**Data provided:**
►

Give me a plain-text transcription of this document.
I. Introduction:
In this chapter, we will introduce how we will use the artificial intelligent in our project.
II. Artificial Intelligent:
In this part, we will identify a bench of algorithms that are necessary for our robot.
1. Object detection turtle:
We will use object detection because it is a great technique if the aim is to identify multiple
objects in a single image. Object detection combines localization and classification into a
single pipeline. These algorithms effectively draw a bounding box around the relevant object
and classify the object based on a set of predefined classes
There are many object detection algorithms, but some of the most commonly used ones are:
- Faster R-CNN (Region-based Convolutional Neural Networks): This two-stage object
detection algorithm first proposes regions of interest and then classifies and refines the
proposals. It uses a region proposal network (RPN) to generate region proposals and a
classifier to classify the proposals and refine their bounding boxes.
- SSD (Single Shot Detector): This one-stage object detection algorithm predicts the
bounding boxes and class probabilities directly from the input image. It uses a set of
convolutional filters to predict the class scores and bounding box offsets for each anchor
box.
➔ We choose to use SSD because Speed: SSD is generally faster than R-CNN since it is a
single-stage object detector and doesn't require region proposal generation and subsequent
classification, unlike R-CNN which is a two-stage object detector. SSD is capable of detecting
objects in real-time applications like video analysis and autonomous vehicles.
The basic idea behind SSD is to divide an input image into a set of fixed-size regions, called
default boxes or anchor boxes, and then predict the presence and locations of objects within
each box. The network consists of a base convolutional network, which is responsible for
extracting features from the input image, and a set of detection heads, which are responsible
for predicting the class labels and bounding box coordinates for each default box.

◄

**Exercise:**
Identify every line above with the string "each" in it. Copy those lines.

**Answer in full:**
convolutional filters to predict the class scores and bounding box offsets for each anchor
each box. The network consists of a base convolutional network, which is responsible for
for predicting the class labels and bounding box coordinates for each default box.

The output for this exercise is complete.